- **Task requirements**
Where a line holds "xlabel", copy it.

::: Dataset rows :::

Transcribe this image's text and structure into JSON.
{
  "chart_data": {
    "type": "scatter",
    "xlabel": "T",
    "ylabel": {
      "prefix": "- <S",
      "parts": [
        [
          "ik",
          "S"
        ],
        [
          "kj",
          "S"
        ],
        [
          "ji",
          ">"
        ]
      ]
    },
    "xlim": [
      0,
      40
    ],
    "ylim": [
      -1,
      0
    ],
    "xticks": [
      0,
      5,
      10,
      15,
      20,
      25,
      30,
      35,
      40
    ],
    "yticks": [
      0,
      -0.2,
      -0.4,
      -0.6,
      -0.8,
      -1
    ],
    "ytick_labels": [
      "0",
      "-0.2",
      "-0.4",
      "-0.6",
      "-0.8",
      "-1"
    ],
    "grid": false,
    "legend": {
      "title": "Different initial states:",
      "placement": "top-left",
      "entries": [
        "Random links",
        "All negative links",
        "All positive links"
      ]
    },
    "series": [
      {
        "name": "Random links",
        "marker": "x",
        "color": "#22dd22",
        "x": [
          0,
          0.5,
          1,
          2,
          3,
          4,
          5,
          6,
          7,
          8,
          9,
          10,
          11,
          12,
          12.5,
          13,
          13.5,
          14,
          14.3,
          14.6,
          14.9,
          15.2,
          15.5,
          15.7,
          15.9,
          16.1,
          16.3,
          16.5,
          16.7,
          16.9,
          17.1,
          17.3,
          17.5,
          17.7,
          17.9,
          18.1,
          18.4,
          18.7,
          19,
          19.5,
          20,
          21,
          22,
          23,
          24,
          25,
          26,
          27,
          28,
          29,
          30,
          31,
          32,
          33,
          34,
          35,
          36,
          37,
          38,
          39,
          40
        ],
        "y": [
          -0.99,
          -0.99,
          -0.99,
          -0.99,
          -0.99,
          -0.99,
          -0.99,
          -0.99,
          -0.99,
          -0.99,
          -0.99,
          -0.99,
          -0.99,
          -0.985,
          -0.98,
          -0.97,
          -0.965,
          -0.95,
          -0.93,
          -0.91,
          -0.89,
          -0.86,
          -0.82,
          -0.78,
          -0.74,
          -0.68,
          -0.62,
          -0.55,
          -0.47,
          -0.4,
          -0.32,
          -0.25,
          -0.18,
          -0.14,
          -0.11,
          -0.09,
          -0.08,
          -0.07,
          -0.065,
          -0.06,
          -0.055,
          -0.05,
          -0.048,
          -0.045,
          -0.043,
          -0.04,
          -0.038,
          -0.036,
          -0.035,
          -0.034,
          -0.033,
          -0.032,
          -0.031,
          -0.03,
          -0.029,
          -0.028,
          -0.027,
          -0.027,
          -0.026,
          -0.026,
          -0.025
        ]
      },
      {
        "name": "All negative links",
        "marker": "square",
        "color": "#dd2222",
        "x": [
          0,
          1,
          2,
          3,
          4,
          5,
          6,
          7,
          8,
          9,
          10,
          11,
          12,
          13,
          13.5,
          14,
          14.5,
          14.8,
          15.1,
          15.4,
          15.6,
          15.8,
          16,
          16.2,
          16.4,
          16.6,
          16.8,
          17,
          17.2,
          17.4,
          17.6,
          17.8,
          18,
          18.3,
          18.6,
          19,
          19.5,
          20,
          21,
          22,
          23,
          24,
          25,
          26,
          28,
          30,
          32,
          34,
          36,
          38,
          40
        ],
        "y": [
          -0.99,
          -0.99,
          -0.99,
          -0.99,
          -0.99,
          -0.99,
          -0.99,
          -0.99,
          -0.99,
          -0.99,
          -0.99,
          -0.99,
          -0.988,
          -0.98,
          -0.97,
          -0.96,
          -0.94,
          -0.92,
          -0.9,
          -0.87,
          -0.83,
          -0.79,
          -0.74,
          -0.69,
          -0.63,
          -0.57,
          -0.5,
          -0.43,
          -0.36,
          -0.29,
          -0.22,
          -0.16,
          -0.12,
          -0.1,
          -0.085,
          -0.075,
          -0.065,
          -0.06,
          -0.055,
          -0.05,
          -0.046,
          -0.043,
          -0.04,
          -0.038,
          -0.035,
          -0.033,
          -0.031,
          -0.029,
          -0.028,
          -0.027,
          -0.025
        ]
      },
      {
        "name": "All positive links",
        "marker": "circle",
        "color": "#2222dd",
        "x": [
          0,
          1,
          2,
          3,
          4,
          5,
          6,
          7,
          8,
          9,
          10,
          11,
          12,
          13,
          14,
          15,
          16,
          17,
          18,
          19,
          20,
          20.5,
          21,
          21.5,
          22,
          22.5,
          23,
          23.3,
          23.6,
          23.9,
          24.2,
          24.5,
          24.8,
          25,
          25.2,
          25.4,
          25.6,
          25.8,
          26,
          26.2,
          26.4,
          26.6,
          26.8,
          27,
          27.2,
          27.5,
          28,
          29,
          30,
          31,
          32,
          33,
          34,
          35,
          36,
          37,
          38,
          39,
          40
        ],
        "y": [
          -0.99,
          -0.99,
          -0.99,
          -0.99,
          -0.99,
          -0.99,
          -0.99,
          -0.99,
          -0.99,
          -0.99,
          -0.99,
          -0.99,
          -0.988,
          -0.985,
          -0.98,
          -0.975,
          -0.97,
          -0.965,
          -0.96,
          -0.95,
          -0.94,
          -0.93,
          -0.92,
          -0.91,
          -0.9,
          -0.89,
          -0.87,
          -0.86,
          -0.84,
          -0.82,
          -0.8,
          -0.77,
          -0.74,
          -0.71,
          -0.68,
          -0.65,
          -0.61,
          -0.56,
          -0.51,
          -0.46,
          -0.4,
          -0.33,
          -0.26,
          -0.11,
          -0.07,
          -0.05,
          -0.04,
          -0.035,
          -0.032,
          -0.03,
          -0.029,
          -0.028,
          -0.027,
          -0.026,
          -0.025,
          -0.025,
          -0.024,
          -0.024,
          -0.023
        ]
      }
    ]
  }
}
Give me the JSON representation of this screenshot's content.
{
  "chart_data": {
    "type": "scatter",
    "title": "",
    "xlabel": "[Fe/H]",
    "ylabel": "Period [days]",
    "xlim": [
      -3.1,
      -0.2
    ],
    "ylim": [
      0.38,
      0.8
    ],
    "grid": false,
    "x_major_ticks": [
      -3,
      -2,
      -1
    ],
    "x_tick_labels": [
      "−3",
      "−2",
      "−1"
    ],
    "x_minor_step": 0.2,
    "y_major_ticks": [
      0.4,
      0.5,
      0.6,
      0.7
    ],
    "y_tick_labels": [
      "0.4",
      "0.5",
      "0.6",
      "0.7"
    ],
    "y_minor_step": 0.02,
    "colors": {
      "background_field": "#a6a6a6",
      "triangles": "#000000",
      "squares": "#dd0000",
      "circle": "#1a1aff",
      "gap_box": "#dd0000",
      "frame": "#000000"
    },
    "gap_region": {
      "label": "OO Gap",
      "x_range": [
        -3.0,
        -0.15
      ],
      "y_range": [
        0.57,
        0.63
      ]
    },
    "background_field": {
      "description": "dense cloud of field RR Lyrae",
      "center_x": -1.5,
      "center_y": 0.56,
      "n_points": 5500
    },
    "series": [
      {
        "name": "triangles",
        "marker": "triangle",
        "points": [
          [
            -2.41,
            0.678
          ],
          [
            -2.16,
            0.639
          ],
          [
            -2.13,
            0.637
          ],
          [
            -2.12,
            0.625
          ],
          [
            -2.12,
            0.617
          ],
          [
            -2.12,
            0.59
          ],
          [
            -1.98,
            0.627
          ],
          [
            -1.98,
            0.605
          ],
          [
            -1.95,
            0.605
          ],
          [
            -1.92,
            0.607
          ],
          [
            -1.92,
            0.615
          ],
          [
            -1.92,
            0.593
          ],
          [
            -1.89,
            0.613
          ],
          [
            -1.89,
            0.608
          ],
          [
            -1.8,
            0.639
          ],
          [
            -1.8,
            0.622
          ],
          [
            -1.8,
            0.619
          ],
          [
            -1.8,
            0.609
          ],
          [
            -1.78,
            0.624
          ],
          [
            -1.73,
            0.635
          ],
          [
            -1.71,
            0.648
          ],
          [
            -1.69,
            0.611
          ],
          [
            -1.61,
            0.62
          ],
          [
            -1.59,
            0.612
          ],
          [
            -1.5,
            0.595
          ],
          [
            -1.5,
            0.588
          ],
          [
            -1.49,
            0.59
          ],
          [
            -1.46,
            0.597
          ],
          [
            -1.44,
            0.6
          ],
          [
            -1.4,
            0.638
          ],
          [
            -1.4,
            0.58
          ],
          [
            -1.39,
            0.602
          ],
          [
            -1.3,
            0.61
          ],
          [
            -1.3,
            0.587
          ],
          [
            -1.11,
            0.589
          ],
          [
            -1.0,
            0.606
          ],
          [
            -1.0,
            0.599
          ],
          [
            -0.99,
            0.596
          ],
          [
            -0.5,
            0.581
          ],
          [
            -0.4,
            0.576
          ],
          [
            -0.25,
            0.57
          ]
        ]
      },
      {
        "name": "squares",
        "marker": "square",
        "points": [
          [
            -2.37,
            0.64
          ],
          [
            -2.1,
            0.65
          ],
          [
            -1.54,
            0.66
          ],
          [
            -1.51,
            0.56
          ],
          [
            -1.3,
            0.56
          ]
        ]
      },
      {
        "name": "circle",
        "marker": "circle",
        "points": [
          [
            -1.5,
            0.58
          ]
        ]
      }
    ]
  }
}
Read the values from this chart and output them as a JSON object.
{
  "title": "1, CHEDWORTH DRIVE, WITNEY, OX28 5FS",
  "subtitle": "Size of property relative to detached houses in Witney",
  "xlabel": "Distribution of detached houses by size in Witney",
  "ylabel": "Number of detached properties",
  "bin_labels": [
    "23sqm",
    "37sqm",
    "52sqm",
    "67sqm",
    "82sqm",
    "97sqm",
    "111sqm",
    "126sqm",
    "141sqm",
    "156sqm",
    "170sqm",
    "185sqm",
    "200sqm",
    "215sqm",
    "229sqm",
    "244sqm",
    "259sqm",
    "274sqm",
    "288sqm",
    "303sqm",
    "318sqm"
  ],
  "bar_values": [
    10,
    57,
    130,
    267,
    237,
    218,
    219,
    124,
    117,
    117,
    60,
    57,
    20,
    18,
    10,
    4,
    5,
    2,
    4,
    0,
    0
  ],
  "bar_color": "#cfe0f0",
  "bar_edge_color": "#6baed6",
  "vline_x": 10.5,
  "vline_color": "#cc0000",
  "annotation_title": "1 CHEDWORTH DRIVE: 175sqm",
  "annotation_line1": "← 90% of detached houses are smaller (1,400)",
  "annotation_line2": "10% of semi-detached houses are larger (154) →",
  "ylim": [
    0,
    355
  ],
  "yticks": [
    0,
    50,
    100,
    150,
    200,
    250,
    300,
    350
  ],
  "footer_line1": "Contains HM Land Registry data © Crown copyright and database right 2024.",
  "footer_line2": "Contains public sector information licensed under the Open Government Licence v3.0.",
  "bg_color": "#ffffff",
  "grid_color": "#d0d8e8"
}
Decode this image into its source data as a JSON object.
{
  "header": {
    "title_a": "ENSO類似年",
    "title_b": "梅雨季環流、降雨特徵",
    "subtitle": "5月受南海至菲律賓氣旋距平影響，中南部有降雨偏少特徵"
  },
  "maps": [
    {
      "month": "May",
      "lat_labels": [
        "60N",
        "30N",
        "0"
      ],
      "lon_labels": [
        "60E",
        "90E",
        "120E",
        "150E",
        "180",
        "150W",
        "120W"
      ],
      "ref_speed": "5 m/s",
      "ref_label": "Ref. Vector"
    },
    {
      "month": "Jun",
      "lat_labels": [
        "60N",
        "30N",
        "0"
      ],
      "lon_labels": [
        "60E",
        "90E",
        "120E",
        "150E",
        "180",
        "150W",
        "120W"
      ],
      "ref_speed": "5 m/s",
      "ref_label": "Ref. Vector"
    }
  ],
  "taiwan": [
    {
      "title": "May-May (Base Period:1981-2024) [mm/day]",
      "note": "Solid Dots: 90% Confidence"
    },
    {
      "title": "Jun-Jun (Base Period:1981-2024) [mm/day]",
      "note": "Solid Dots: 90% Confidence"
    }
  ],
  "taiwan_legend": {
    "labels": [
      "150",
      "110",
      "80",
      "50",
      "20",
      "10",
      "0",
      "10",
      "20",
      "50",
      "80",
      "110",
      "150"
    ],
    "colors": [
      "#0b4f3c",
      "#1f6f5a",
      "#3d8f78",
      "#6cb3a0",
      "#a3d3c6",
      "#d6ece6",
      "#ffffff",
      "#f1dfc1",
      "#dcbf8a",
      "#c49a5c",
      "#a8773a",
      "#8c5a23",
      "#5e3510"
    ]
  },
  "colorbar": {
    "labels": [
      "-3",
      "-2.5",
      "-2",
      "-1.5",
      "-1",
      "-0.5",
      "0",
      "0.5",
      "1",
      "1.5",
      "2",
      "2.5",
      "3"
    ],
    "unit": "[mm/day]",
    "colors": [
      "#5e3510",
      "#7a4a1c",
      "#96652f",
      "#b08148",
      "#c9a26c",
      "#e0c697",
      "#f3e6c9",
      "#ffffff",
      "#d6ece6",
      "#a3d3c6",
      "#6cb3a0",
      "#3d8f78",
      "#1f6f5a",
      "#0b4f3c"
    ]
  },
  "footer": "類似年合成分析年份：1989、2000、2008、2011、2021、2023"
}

:::

- **Solved exercise**
    "xlabel": "T",
    "xlabel": "[Fe/H]",
  "xlabel": "Distribution of detached houses by size in Witney",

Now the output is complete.